* begin Information shown *
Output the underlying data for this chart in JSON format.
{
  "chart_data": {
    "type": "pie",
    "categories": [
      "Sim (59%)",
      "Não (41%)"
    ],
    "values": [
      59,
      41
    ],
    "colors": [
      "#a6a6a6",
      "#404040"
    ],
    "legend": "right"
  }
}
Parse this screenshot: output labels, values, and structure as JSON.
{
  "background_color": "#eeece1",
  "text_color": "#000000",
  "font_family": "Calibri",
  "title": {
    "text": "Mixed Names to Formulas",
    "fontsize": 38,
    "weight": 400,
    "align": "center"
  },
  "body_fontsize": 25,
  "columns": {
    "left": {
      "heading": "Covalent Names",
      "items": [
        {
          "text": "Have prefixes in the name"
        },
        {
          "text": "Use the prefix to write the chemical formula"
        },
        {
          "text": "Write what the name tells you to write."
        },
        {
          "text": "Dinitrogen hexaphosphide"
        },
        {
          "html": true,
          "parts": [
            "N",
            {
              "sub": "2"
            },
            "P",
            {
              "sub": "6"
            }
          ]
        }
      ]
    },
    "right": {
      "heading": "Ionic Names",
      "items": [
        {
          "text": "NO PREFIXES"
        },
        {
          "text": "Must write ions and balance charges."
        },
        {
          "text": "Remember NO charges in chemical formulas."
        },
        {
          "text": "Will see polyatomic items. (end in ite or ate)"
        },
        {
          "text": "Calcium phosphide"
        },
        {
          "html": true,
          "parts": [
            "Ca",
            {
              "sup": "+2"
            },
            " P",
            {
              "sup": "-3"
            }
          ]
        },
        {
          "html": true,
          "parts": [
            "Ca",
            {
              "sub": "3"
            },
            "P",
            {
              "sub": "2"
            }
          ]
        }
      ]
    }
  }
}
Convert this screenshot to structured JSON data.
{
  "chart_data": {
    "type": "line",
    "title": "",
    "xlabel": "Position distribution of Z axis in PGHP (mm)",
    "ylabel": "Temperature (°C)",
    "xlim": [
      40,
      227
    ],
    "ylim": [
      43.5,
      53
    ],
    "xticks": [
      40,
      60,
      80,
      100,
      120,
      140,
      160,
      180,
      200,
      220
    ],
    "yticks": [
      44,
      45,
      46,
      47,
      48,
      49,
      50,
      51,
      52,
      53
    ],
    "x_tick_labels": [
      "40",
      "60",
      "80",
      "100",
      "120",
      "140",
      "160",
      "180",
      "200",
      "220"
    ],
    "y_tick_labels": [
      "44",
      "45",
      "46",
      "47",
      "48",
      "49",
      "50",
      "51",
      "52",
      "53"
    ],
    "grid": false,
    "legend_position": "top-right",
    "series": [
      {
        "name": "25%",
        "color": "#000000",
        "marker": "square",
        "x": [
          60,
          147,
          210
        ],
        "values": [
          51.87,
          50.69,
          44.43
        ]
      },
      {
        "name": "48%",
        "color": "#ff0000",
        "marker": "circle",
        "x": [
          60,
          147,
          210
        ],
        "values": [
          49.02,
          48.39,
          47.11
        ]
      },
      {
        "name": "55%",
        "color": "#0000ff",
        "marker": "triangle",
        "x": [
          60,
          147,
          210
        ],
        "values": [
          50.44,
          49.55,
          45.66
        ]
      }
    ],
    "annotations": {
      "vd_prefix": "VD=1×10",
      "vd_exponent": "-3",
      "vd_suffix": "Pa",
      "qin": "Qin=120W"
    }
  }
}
* end Information shown *
▶ **Your objective**:
Go through the entries above and count the lines containing the word "marker"; give only that count.

▶ **Written reply**:
3